» **AIM**
Extract all lines that hold the string "آیلق".

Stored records
····················
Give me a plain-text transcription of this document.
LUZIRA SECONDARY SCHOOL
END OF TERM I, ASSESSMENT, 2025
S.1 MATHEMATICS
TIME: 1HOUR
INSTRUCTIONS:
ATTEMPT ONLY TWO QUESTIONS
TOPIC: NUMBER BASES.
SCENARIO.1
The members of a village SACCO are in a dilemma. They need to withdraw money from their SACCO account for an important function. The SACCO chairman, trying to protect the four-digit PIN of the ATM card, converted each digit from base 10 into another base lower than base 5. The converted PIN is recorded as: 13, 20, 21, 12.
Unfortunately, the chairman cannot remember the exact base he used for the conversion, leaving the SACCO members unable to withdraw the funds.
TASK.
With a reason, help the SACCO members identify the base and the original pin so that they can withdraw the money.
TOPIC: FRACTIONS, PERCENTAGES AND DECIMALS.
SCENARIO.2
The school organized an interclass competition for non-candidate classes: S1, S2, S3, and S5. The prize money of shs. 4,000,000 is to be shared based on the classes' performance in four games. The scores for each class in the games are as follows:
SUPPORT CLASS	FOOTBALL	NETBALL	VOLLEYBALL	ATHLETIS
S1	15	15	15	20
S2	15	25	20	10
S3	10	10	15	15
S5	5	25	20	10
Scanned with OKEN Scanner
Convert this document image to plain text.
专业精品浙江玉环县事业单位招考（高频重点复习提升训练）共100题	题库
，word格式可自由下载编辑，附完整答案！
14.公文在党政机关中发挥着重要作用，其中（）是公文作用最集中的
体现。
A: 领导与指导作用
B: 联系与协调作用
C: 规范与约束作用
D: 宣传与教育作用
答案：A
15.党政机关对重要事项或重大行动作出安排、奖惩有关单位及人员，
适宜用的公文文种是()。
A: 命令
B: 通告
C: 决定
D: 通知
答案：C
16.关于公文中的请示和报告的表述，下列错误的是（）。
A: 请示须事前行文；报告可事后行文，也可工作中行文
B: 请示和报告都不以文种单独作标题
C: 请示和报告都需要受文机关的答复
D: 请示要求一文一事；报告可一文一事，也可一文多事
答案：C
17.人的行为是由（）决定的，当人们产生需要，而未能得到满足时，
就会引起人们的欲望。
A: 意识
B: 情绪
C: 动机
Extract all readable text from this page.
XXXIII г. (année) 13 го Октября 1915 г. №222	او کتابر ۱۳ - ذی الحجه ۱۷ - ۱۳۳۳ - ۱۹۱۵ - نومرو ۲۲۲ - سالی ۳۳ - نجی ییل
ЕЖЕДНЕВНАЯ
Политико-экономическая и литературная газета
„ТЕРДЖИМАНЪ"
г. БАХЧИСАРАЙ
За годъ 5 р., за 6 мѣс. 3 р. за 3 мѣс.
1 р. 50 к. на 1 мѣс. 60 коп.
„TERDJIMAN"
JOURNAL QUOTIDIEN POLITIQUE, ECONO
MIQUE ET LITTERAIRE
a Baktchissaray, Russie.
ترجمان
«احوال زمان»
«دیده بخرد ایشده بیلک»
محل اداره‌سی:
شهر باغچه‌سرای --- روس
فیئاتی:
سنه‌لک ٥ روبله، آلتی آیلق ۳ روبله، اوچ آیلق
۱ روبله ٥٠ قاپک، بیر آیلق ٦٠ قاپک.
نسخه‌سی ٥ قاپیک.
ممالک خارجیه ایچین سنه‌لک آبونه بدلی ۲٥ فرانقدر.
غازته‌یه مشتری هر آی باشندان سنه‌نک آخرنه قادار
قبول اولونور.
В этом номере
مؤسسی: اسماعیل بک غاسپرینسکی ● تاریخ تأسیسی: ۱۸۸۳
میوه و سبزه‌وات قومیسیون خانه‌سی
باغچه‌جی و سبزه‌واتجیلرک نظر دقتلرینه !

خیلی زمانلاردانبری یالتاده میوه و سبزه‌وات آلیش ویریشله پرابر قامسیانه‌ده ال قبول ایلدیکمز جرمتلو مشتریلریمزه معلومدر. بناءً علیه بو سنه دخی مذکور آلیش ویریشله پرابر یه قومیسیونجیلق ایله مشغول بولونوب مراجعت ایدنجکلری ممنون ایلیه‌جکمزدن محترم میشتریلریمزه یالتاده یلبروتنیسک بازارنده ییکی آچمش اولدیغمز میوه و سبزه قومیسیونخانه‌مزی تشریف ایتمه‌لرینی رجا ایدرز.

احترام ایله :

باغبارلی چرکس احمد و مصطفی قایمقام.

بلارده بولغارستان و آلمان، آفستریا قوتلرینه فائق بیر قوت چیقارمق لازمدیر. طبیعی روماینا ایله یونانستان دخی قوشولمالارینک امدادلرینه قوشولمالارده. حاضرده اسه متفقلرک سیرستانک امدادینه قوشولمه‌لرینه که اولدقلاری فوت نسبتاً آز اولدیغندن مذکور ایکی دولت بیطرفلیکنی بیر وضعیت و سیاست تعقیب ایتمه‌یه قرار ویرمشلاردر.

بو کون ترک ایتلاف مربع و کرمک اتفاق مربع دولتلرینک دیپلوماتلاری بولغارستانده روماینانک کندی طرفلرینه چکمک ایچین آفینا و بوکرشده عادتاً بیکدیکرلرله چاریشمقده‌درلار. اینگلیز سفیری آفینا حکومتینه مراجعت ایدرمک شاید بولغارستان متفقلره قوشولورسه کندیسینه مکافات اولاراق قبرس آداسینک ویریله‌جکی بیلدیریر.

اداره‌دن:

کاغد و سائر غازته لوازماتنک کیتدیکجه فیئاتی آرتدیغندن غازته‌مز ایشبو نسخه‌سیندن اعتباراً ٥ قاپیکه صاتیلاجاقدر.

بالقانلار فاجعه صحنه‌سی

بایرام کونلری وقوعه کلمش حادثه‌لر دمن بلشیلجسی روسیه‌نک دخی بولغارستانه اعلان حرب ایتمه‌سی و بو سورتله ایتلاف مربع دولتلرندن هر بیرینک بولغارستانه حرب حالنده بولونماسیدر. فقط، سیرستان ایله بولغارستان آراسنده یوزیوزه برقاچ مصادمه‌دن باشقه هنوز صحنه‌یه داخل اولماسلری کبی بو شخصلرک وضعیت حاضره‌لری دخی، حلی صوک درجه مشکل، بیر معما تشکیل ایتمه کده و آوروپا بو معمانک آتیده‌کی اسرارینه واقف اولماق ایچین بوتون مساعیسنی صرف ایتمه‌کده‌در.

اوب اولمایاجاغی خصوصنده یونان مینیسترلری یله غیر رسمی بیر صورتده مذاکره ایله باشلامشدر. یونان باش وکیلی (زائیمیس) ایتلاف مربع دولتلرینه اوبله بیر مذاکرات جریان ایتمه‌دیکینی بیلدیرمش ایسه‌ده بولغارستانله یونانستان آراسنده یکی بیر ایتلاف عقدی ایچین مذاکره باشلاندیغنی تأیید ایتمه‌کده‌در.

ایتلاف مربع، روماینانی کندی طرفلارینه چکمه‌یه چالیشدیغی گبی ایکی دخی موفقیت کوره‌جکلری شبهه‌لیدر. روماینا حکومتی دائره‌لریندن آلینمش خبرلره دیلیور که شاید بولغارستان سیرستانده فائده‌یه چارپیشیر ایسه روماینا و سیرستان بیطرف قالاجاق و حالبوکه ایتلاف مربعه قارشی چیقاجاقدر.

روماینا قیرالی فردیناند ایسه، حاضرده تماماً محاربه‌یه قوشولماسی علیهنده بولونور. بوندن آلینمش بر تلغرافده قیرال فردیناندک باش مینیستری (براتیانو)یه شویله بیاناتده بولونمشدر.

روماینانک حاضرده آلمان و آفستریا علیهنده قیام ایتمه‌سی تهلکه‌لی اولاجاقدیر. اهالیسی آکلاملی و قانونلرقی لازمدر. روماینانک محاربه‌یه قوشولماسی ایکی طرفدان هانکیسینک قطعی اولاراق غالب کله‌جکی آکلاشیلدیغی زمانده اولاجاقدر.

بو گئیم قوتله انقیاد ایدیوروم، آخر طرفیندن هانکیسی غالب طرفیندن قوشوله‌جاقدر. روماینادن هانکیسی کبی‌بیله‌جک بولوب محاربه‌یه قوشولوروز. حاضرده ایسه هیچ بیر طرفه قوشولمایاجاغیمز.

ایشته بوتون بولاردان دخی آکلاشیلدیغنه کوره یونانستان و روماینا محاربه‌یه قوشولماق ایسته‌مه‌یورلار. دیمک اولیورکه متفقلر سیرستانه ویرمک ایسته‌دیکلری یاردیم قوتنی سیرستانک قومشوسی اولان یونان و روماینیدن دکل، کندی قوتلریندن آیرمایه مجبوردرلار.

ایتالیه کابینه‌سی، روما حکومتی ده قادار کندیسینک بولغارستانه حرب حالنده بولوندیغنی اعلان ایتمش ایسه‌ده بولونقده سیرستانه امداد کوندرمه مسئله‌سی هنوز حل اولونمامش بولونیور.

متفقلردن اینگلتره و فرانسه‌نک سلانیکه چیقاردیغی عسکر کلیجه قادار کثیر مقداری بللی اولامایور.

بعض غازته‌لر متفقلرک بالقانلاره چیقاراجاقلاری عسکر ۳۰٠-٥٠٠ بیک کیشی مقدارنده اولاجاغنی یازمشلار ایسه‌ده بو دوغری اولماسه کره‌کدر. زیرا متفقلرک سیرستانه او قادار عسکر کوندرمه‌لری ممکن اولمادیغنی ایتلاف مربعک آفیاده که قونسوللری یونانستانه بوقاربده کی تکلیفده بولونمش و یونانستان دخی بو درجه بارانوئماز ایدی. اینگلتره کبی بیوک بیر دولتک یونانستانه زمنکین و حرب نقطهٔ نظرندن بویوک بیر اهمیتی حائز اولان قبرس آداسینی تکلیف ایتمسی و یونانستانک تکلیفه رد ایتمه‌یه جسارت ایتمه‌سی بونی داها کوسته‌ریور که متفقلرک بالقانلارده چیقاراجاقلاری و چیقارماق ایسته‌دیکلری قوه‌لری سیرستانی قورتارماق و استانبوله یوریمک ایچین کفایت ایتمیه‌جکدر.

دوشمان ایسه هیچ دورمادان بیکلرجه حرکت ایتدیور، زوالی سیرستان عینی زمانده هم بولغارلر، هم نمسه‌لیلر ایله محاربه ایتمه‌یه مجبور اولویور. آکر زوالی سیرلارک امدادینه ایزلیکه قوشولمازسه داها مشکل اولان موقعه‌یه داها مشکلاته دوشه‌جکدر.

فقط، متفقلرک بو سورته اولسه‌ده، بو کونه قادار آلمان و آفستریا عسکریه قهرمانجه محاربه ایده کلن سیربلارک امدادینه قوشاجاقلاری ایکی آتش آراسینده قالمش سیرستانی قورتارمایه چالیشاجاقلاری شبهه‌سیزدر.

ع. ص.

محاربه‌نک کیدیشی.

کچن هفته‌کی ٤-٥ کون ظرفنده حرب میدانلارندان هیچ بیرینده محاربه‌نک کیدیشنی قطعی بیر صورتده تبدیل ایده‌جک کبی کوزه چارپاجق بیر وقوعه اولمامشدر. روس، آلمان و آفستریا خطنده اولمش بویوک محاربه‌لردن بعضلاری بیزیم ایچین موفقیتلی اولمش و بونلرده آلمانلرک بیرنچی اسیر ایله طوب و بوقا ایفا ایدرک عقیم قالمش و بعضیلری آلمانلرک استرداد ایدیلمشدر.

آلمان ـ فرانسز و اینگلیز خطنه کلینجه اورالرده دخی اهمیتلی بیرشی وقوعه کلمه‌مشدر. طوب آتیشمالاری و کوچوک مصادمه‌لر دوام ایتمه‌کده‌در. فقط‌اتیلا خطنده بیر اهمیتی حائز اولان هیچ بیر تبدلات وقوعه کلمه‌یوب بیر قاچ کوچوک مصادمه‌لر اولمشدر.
····················
» **WRITTEN REPLY**
سنه‌لک ٥ روبله، آلتی آیلق ۳ روبله، اوچ آیلق
۱ روبله ٥٠ قاپک، بیر آیلق ٦٠ قاپک.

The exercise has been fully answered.